* _YOUR INSTRUCTIONS_: Write the entries out again exactly as they stand, but without the pictures.

* _RAW RECORDS_:
----
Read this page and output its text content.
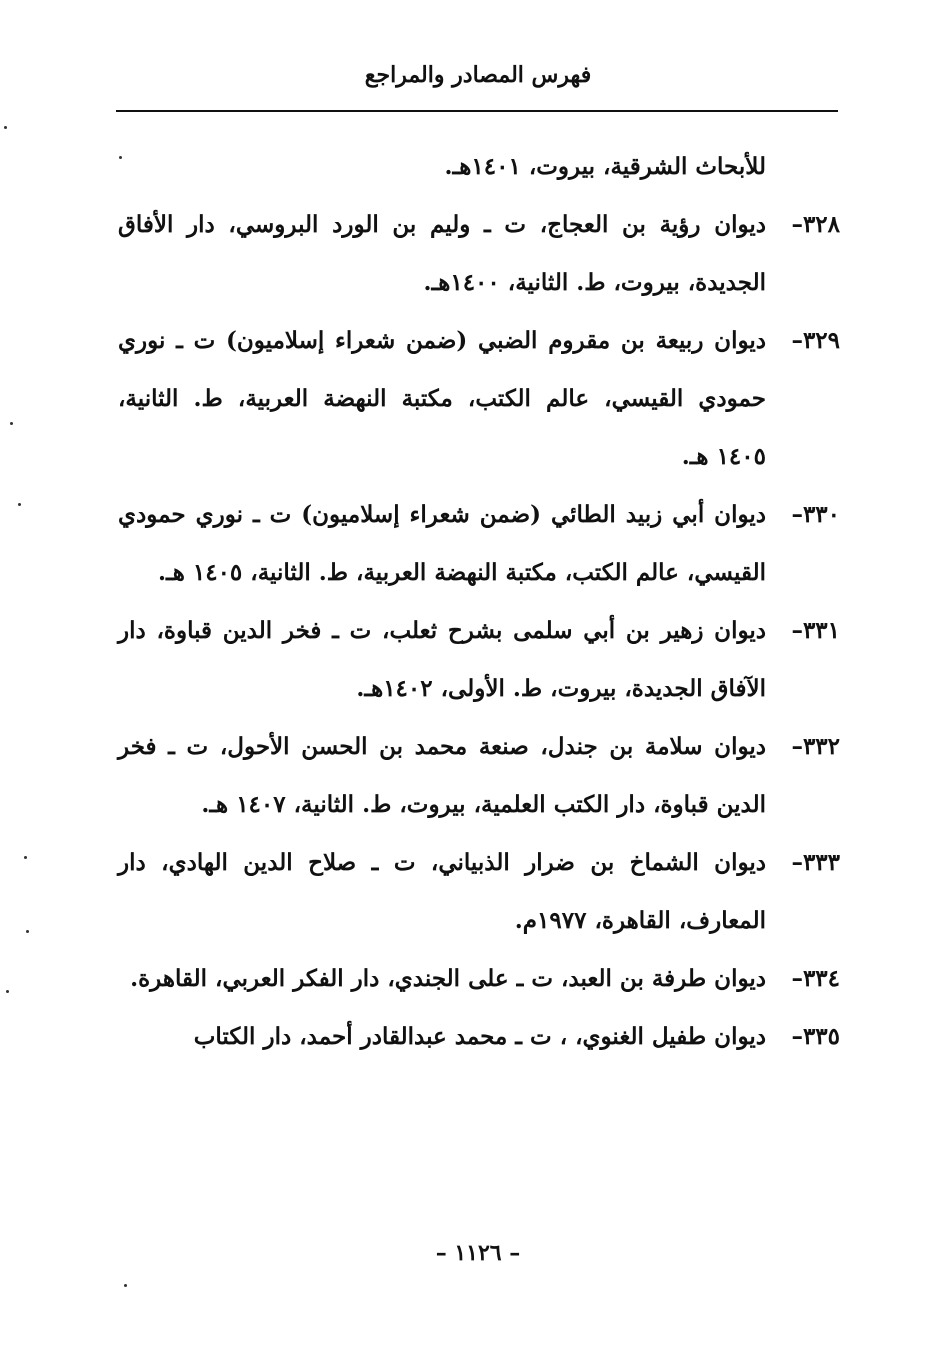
فهرس المصادر والمراجع

للأبحاث الشرقية، بيروت، ١٤٠١هـ.

٣٢٨–
ديوان رؤية بن العجاج، ت ـ وليم بن الورد البروسي، دار الأفاق الجديدة، بيروت، ط. الثانية، ١٤٠٠هـ.
٣٢٩–
ديوان ربيعة بن مقروم الضبي (ضمن شعراء إسلاميون) ت ـ نوري حمودي القيسي، عالم الكتب، مكتبة النهضة العربية، ط. الثانية، ١٤٠٥ هـ.
٣٣٠–
ديوان أبي زبيد الطائي (ضمن شعراء إسلاميون) ت ـ نوري حمودي القيسي، عالم الكتب، مكتبة النهضة العربية، ط. الثانية، ١٤٠٥ هـ.
٣٣١–
ديوان زهير بن أبي سلمى بشرح ثعلب، ت ـ فخر الدين قباوة، دار الآفاق الجديدة، بيروت، ط. الأولى، ١٤٠٢هـ.
٣٣٢–
ديوان سلامة بن جندل، صنعة محمد بن الحسن الأحول، ت ـ فخر الدين قباوة، دار الكتب العلمية، بيروت، ط. الثانية، ١٤٠٧ هـ.
٣٣٣–
ديوان الشماخ بن ضرار الذبياني، ت ـ صلاح الدين الهادي، دار المعارف، القاهرة، ١٩٧٧م.
٣٣٤–
ديوان طرفة بن العبد، ت ـ على الجندي، دار الفكر العربي، القاهرة.
٣٣٥–
ديوان طفيل الغنوي، ، ت ـ محمد عبدالقادر أحمد، دار الكتاب
– ١١٢٦ –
----
* _THE ANSWER_:
Read this page and output its text content.
فهرس المصادر والمراجع

للأبحاث الشرقية، بيروت، ١٤٠١هـ.

٣٢٨–
ديوان رؤية بن العجاج، ت ـ وليم بن الورد البروسي، دار الأفاق الجديدة، بيروت، ط. الثانية، ١٤٠٠هـ.
٣٢٩–
ديوان ربيعة بن مقروم الضبي (ضمن شعراء إسلاميون) ت ـ نوري حمودي القيسي، عالم الكتب، مكتبة النهضة العربية، ط. الثانية، ١٤٠٥ هـ.
٣٣٠–
ديوان أبي زبيد الطائي (ضمن شعراء إسلاميون) ت ـ نوري حمودي القيسي، عالم الكتب، مكتبة النهضة العربية، ط. الثانية، ١٤٠٥ هـ.
٣٣١–
ديوان زهير بن أبي سلمى بشرح ثعلب، ت ـ فخر الدين قباوة، دار الآفاق الجديدة، بيروت، ط. الأولى، ١٤٠٢هـ.
٣٣٢–
ديوان سلامة بن جندل، صنعة محمد بن الحسن الأحول، ت ـ فخر الدين قباوة، دار الكتب العلمية، بيروت، ط. الثانية، ١٤٠٧ هـ.
٣٣٣–
ديوان الشماخ بن ضرار الذبياني، ت ـ صلاح الدين الهادي، دار المعارف، القاهرة، ١٩٧٧م.
٣٣٤–
ديوان طرفة بن العبد، ت ـ على الجندي، دار الفكر العربي، القاهرة.
٣٣٥–
ديوان طفيل الغنوي، ، ت ـ محمد عبدالقادر أحمد، دار الكتاب
– ١١٢٦ –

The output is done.